Short problem: Retype the whole listing verbatim and keep the pictures out of it.

Start of Dataset records

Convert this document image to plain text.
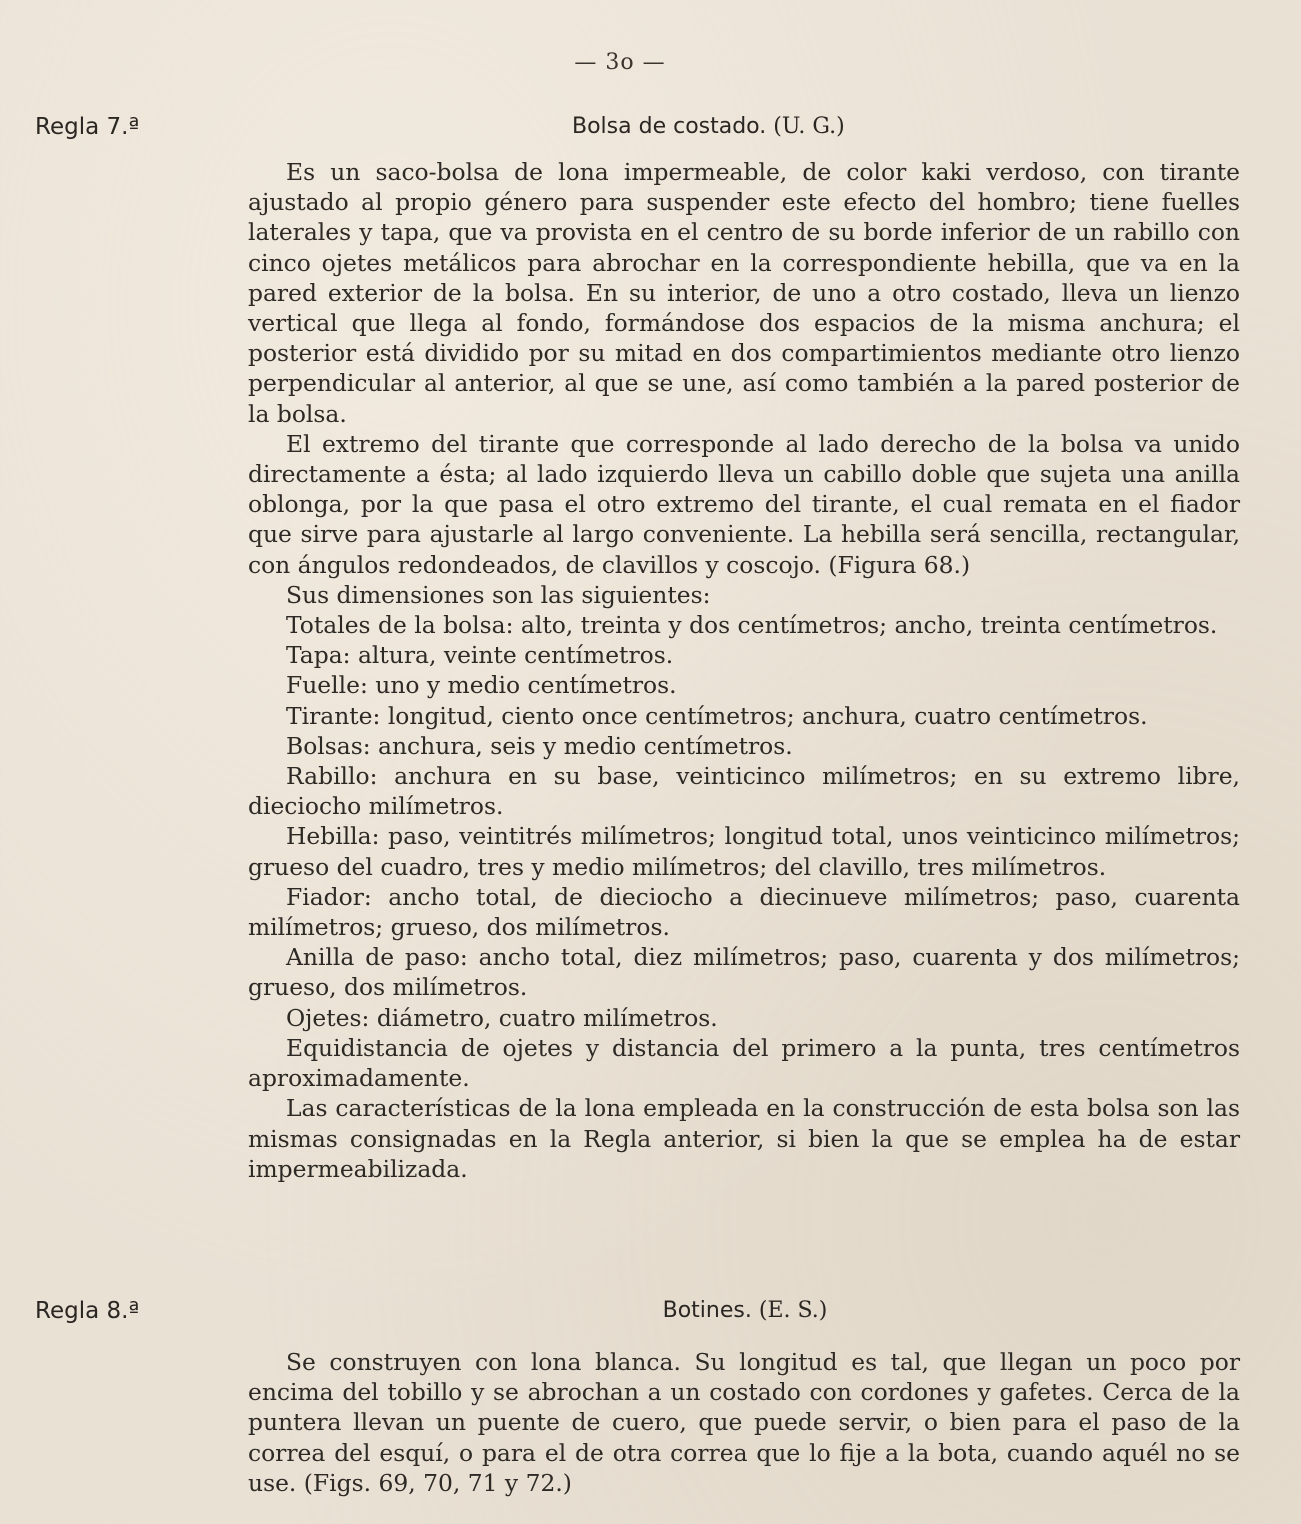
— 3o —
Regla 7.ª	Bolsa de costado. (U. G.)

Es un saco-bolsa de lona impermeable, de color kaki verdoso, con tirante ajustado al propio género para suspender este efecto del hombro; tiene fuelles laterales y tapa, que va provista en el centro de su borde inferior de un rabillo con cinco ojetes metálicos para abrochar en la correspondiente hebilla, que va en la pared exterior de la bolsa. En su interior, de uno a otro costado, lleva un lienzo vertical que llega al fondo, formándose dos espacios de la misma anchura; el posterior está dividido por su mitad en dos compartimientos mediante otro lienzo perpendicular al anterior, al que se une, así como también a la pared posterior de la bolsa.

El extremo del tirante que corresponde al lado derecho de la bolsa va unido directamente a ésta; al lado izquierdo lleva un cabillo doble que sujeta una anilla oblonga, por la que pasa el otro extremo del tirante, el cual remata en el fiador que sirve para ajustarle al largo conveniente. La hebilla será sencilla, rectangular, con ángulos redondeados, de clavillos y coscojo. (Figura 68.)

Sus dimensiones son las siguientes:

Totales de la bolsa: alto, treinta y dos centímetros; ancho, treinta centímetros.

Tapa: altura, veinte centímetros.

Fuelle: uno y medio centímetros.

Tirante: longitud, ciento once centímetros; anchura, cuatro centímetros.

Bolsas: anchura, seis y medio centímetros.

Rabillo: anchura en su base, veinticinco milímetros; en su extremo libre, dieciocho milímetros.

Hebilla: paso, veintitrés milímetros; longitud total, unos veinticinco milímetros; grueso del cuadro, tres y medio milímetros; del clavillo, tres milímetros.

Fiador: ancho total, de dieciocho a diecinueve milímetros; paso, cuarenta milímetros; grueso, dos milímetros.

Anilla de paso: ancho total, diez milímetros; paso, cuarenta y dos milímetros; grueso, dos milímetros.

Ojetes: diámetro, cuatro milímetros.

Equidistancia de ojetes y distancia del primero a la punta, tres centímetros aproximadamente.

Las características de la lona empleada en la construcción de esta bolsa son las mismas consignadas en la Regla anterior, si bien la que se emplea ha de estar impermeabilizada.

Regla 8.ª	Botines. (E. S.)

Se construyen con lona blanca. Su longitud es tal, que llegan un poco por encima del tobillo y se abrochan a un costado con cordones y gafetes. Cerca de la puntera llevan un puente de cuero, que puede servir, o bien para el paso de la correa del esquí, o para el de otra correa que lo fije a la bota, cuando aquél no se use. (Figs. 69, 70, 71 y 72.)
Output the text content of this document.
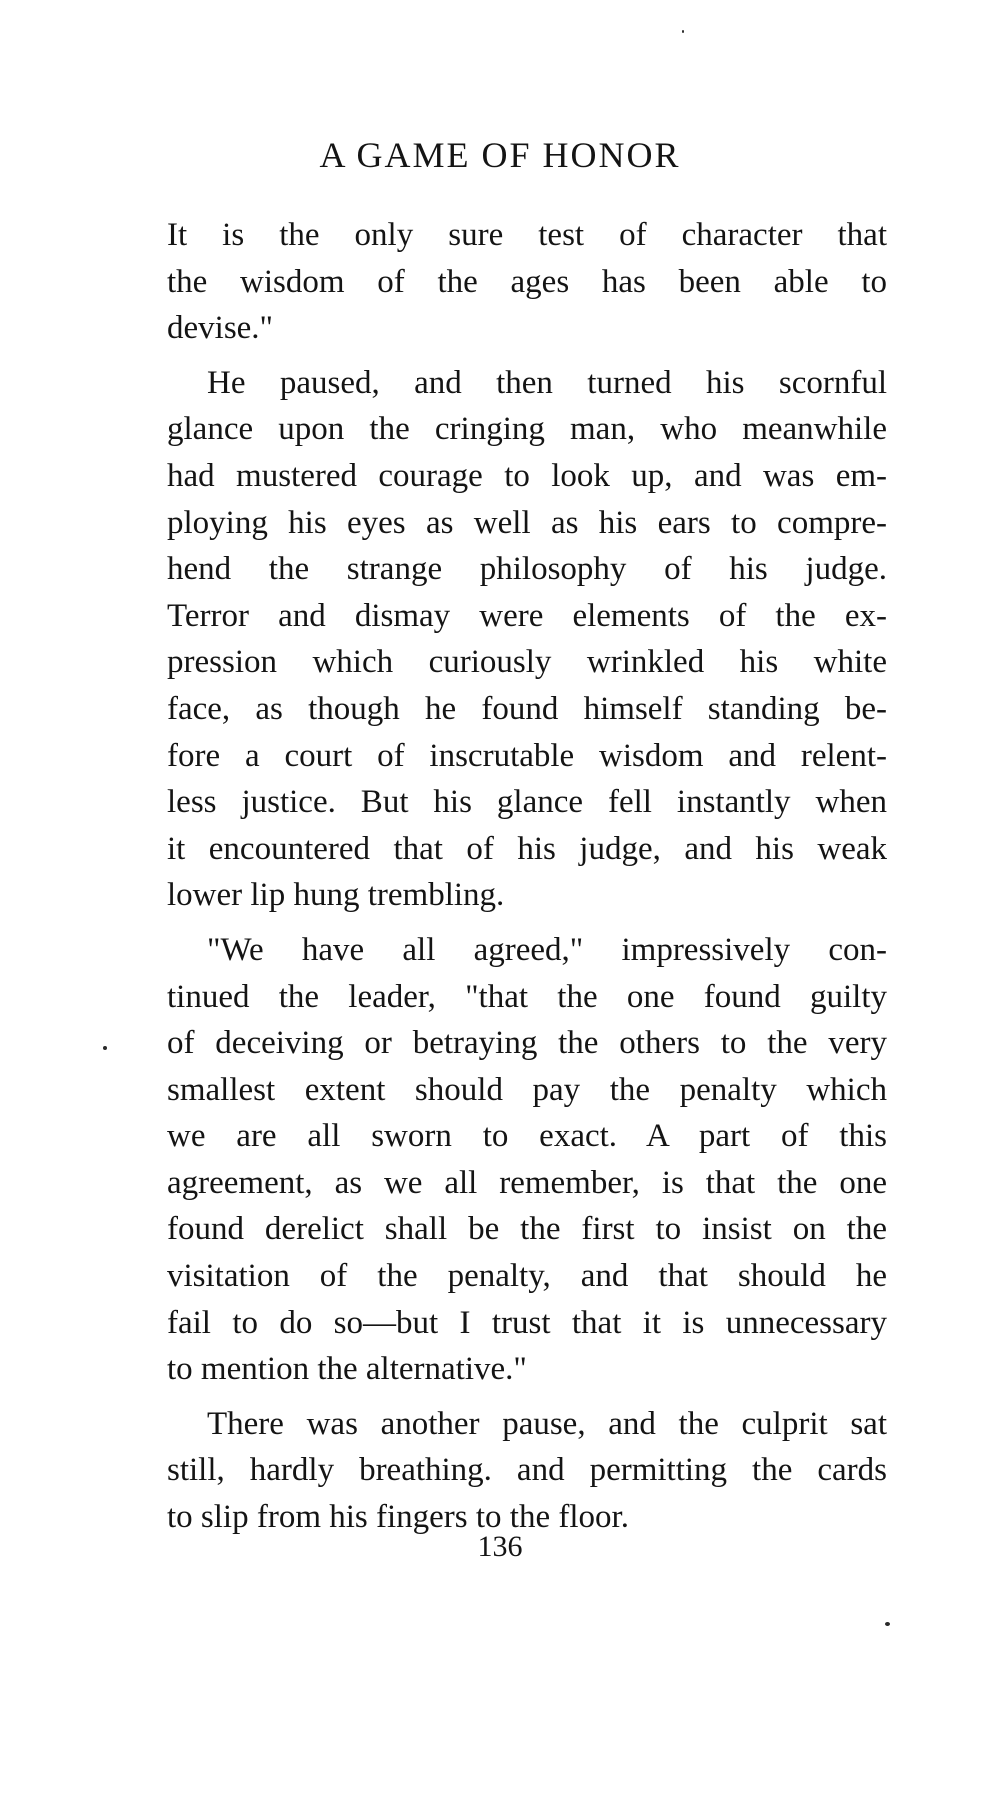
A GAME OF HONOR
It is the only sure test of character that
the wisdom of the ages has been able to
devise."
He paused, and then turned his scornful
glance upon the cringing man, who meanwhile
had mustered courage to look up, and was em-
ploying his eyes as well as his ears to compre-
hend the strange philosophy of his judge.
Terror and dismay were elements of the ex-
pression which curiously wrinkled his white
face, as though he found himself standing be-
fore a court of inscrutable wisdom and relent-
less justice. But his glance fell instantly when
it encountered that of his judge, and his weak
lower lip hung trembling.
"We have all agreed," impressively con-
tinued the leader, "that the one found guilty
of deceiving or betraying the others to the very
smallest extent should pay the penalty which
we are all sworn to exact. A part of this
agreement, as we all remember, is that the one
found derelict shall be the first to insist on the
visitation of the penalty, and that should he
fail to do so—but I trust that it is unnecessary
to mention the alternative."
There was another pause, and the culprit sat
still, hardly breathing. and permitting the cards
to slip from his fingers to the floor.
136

End of Dataset records

Task result:
Convert this document image to plain text.
— 3o —
Regla 7.ª	Bolsa de costado. (U. G.)

Es un saco-bolsa de lona impermeable, de color kaki verdoso, con tirante ajustado al propio género para suspender este efecto del hombro; tiene fuelles laterales y tapa, que va provista en el centro de su borde inferior de un rabillo con cinco ojetes metálicos para abrochar en la correspondiente hebilla, que va en la pared exterior de la bolsa. En su interior, de uno a otro costado, lleva un lienzo vertical que llega al fondo, formándose dos espacios de la misma anchura; el posterior está dividido por su mitad en dos compartimientos mediante otro lienzo perpendicular al anterior, al que se une, así como también a la pared posterior de la bolsa.

El extremo del tirante que corresponde al lado derecho de la bolsa va unido directamente a ésta; al lado izquierdo lleva un cabillo doble que sujeta una anilla oblonga, por la que pasa el otro extremo del tirante, el cual remata en el fiador que sirve para ajustarle al largo conveniente. La hebilla será sencilla, rectangular, con ángulos redondeados, de clavillos y coscojo. (Figura 68.)

Sus dimensiones son las siguientes:

Totales de la bolsa: alto, treinta y dos centímetros; ancho, treinta centímetros.

Tapa: altura, veinte centímetros.

Fuelle: uno y medio centímetros.

Tirante: longitud, ciento once centímetros; anchura, cuatro centímetros.

Bolsas: anchura, seis y medio centímetros.

Rabillo: anchura en su base, veinticinco milímetros; en su extremo libre, dieciocho milímetros.

Hebilla: paso, veintitrés milímetros; longitud total, unos veinticinco milímetros; grueso del cuadro, tres y medio milímetros; del clavillo, tres milímetros.

Fiador: ancho total, de dieciocho a diecinueve milímetros; paso, cuarenta milímetros; grueso, dos milímetros.

Anilla de paso: ancho total, diez milímetros; paso, cuarenta y dos milímetros; grueso, dos milímetros.

Ojetes: diámetro, cuatro milímetros.

Equidistancia de ojetes y distancia del primero a la punta, tres centímetros aproximadamente.

Las características de la lona empleada en la construcción de esta bolsa son las mismas consignadas en la Regla anterior, si bien la que se emplea ha de estar impermeabilizada.

Regla 8.ª	Botines. (E. S.)

Se construyen con lona blanca. Su longitud es tal, que llegan un poco por encima del tobillo y se abrochan a un costado con cordones y gafetes. Cerca de la puntera llevan un puente de cuero, que puede servir, o bien para el paso de la correa del esquí, o para el de otra correa que lo fije a la bota, cuando aquél no se use. (Figs. 69, 70, 71 y 72.)
Output the text content of this document.
A GAME OF HONOR
It is the only sure test of character that
the wisdom of the ages has been able to
devise."
He paused, and then turned his scornful
glance upon the cringing man, who meanwhile
had mustered courage to look up, and was em-
ploying his eyes as well as his ears to compre-
hend the strange philosophy of his judge.
Terror and dismay were elements of the ex-
pression which curiously wrinkled his white
face, as though he found himself standing be-
fore a court of inscrutable wisdom and relent-
less justice. But his glance fell instantly when
it encountered that of his judge, and his weak
lower lip hung trembling.
"We have all agreed," impressively con-
tinued the leader, "that the one found guilty
of deceiving or betraying the others to the very
smallest extent should pay the penalty which
we are all sworn to exact. A part of this
agreement, as we all remember, is that the one
found derelict shall be the first to insist on the
visitation of the penalty, and that should he
fail to do so—but I trust that it is unnecessary
to mention the alternative."
There was another pause, and the culprit sat
still, hardly breathing. and permitting the cards
to slip from his fingers to the floor.
136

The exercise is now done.